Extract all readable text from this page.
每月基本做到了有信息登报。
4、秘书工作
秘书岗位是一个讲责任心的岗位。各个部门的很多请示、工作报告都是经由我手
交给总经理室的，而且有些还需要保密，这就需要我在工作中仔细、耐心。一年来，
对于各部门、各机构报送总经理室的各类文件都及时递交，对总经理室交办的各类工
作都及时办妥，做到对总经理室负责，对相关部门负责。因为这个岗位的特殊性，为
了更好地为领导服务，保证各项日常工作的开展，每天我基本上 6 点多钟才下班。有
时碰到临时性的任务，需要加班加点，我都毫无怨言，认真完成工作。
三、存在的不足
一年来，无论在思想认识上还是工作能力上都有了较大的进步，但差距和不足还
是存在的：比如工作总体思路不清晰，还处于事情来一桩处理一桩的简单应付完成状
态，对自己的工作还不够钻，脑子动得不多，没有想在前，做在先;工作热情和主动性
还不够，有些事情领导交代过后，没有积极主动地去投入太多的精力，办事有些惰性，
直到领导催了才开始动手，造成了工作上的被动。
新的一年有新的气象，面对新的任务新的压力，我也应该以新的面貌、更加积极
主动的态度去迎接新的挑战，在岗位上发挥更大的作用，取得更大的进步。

————————

### PROBLEM
Please reproduce every line of the material word for word.

### ANSWER FOR THIS EXERCISE
Extract all readable text from this page.
每月基本做到了有信息登报。
4、秘书工作
秘书岗位是一个讲责任心的岗位。各个部门的很多请示、工作报告都是经由我手
交给总经理室的，而且有些还需要保密，这就需要我在工作中仔细、耐心。一年来，
对于各部门、各机构报送总经理室的各类文件都及时递交，对总经理室交办的各类工
作都及时办妥，做到对总经理室负责，对相关部门负责。因为这个岗位的特殊性，为
了更好地为领导服务，保证各项日常工作的开展，每天我基本上 6 点多钟才下班。有
时碰到临时性的任务，需要加班加点，我都毫无怨言，认真完成工作。
三、存在的不足
一年来，无论在思想认识上还是工作能力上都有了较大的进步，但差距和不足还
是存在的：比如工作总体思路不清晰，还处于事情来一桩处理一桩的简单应付完成状
态，对自己的工作还不够钻，脑子动得不多，没有想在前，做在先;工作热情和主动性
还不够，有些事情领导交代过后，没有积极主动地去投入太多的精力，办事有些惰性，
直到领导催了才开始动手，造成了工作上的被动。
新的一年有新的气象，面对新的任务新的压力，我也应该以新的面貌、更加积极
主动的态度去迎接新的挑战，在岗位上发挥更大的作用，取得更大的进步。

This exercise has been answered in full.